##### TASK MATERIAL
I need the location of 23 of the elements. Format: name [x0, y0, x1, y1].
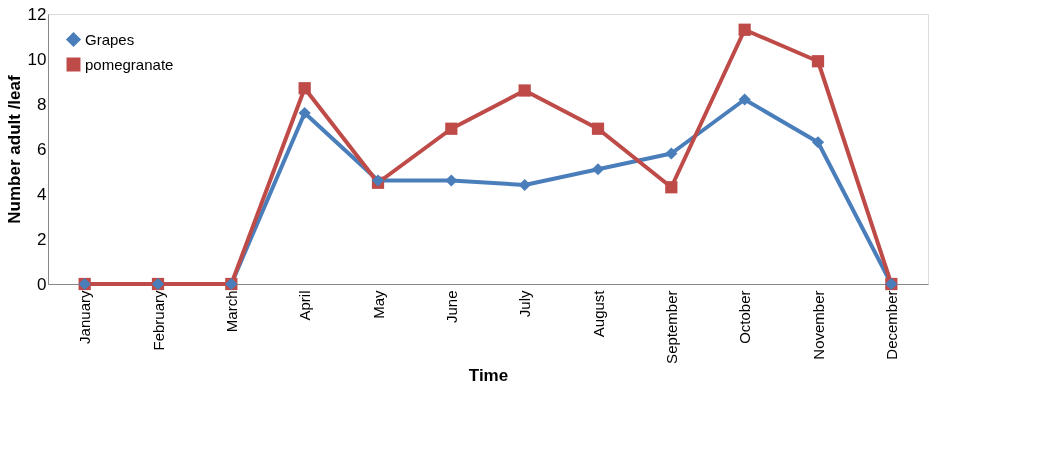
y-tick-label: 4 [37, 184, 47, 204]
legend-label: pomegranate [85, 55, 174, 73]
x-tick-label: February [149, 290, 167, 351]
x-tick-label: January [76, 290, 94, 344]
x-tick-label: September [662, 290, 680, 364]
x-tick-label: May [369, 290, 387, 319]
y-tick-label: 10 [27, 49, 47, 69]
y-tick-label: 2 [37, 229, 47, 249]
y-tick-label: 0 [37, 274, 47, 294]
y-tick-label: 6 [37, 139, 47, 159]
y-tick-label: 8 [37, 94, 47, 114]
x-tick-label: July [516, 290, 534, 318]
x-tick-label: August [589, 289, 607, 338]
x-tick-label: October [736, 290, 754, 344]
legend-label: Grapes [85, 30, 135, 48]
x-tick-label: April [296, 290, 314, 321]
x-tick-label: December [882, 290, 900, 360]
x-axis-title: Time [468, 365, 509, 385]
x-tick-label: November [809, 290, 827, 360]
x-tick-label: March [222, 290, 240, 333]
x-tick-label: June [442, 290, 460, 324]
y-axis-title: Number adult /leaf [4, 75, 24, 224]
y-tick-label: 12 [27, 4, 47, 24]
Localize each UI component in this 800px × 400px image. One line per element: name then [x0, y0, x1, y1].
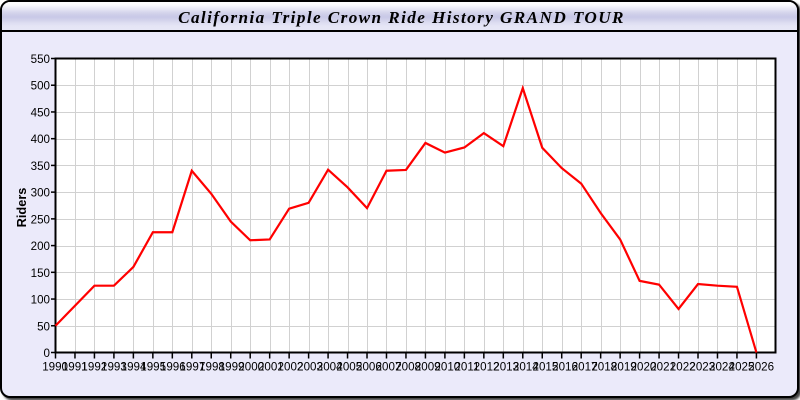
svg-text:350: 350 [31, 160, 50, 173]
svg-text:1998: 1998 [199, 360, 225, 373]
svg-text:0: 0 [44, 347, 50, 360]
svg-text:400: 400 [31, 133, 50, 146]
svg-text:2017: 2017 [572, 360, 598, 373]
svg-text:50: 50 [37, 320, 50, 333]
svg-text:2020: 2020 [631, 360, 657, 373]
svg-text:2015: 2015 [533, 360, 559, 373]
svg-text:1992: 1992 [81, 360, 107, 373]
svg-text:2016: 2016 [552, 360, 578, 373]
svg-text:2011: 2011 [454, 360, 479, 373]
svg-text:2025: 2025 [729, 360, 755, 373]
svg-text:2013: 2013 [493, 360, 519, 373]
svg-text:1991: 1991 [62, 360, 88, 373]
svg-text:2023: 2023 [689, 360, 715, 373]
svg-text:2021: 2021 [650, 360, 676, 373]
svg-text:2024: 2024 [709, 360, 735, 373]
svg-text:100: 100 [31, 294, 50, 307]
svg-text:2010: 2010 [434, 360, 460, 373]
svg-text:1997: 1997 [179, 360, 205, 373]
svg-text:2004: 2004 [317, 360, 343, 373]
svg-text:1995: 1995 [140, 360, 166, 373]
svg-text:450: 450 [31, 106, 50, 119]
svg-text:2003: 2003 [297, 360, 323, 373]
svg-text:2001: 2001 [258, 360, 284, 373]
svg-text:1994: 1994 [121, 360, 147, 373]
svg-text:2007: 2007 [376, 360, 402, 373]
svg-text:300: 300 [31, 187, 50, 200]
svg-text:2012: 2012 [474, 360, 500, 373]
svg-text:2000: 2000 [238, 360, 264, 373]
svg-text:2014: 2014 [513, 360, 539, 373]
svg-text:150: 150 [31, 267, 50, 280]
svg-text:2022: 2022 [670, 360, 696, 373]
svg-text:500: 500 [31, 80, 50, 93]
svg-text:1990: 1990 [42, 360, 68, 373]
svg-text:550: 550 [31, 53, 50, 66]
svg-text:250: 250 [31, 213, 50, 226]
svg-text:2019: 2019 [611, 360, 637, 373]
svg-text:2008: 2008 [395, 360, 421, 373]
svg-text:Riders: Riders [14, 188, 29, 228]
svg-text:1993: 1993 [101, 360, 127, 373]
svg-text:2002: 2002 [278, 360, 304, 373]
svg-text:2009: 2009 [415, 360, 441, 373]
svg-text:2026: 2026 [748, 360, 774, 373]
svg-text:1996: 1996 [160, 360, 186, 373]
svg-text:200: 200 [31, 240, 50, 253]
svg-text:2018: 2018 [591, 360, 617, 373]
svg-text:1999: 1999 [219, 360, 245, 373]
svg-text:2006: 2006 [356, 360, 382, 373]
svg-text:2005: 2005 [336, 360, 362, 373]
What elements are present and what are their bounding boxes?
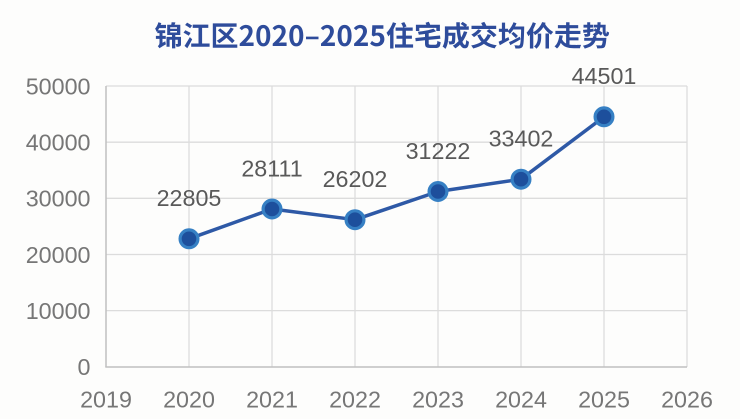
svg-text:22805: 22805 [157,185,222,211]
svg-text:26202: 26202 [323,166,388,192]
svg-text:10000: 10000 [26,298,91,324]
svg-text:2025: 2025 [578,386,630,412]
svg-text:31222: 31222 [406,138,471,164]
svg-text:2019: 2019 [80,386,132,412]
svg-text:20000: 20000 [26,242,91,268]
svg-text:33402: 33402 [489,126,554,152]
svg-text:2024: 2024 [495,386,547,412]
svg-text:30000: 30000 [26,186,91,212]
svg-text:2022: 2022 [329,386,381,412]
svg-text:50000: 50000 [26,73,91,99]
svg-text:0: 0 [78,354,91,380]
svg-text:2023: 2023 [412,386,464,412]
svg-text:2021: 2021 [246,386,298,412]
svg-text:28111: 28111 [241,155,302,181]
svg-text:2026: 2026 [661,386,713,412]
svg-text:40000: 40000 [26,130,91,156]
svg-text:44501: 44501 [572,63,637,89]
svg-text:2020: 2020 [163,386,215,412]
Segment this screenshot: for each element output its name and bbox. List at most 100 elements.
##########
Reproduce every line of the data above word for word, leaving out the pictures.

I need the location of 23 of the elements. Format: name [x0, y0, x1, y1].
y-tick-label: 4 [37, 184, 47, 204]
legend-label: pomegranate [85, 55, 174, 73]
x-tick-label: February [149, 290, 167, 351]
x-tick-label: January [76, 290, 94, 344]
x-tick-label: September [662, 290, 680, 364]
x-tick-label: May [369, 290, 387, 319]
y-tick-label: 10 [27, 49, 47, 69]
y-tick-label: 2 [37, 229, 47, 249]
y-tick-label: 0 [37, 274, 47, 294]
y-tick-label: 6 [37, 139, 47, 159]
y-tick-label: 8 [37, 94, 47, 114]
x-tick-label: July [516, 290, 534, 318]
x-tick-label: August [589, 289, 607, 338]
x-tick-label: October [736, 290, 754, 344]
legend-label: Grapes [85, 30, 135, 48]
x-tick-label: April [296, 290, 314, 321]
x-tick-label: December [882, 290, 900, 360]
x-axis-title: Time [468, 365, 509, 385]
x-tick-label: November [809, 290, 827, 360]
x-tick-label: March [222, 290, 240, 333]
x-tick-label: June [442, 290, 460, 324]
y-axis-title: Number adult /leaf [4, 75, 24, 224]
y-tick-label: 12 [27, 4, 47, 24]
Localize each UI component in this 800px × 400px image. One line per element: name then [x0, y0, x1, y1].
svg-text:350: 350 [31, 160, 50, 173]
svg-text:1998: 1998 [199, 360, 225, 373]
svg-text:0: 0 [44, 347, 50, 360]
svg-text:400: 400 [31, 133, 50, 146]
svg-text:2017: 2017 [572, 360, 598, 373]
svg-text:50: 50 [37, 320, 50, 333]
svg-text:2020: 2020 [631, 360, 657, 373]
svg-text:2015: 2015 [533, 360, 559, 373]
svg-text:1992: 1992 [81, 360, 107, 373]
svg-text:2016: 2016 [552, 360, 578, 373]
svg-text:2011: 2011 [454, 360, 479, 373]
svg-text:2025: 2025 [729, 360, 755, 373]
svg-text:2013: 2013 [493, 360, 519, 373]
svg-text:1991: 1991 [62, 360, 88, 373]
svg-text:2023: 2023 [689, 360, 715, 373]
svg-text:2021: 2021 [650, 360, 676, 373]
svg-text:2024: 2024 [709, 360, 735, 373]
svg-text:100: 100 [31, 294, 50, 307]
svg-text:2010: 2010 [434, 360, 460, 373]
svg-text:1997: 1997 [179, 360, 205, 373]
svg-text:2004: 2004 [317, 360, 343, 373]
svg-text:1995: 1995 [140, 360, 166, 373]
svg-text:450: 450 [31, 106, 50, 119]
svg-text:2003: 2003 [297, 360, 323, 373]
svg-text:2001: 2001 [258, 360, 284, 373]
svg-text:1994: 1994 [121, 360, 147, 373]
svg-text:2007: 2007 [376, 360, 402, 373]
svg-text:300: 300 [31, 187, 50, 200]
svg-text:2012: 2012 [474, 360, 500, 373]
svg-text:2000: 2000 [238, 360, 264, 373]
svg-text:2014: 2014 [513, 360, 539, 373]
svg-text:150: 150 [31, 267, 50, 280]
svg-text:2022: 2022 [670, 360, 696, 373]
svg-text:500: 500 [31, 80, 50, 93]
svg-text:1990: 1990 [42, 360, 68, 373]
svg-text:550: 550 [31, 53, 50, 66]
svg-text:250: 250 [31, 213, 50, 226]
svg-text:2019: 2019 [611, 360, 637, 373]
svg-text:2008: 2008 [395, 360, 421, 373]
svg-text:Riders: Riders [14, 188, 29, 228]
svg-text:1993: 1993 [101, 360, 127, 373]
svg-text:2002: 2002 [278, 360, 304, 373]
svg-text:2009: 2009 [415, 360, 441, 373]
svg-text:2026: 2026 [748, 360, 774, 373]
svg-text:1996: 1996 [160, 360, 186, 373]
svg-text:200: 200 [31, 240, 50, 253]
svg-text:2018: 2018 [591, 360, 617, 373]
svg-text:1999: 1999 [219, 360, 245, 373]
svg-text:2006: 2006 [356, 360, 382, 373]
svg-text:2005: 2005 [336, 360, 362, 373]
What elements are present and what are their bounding boxes?
svg-text:22805: 22805 [157,185,222,211]
svg-text:26202: 26202 [323,166,388,192]
svg-text:10000: 10000 [26,298,91,324]
svg-text:2025: 2025 [578,386,630,412]
svg-text:31222: 31222 [406,138,471,164]
svg-text:2019: 2019 [80,386,132,412]
svg-text:20000: 20000 [26,242,91,268]
svg-text:33402: 33402 [489,126,554,152]
svg-text:2024: 2024 [495,386,547,412]
svg-text:30000: 30000 [26,186,91,212]
svg-text:2022: 2022 [329,386,381,412]
svg-text:50000: 50000 [26,73,91,99]
svg-text:0: 0 [78,354,91,380]
svg-text:2023: 2023 [412,386,464,412]
svg-text:2021: 2021 [246,386,298,412]
svg-text:28111: 28111 [241,155,302,181]
svg-text:2026: 2026 [661,386,713,412]
svg-text:40000: 40000 [26,130,91,156]
svg-text:44501: 44501 [572,63,637,89]
svg-text:2020: 2020 [163,386,215,412]
Segment this screenshot: for each element output its name and bbox. List at most 100 elements.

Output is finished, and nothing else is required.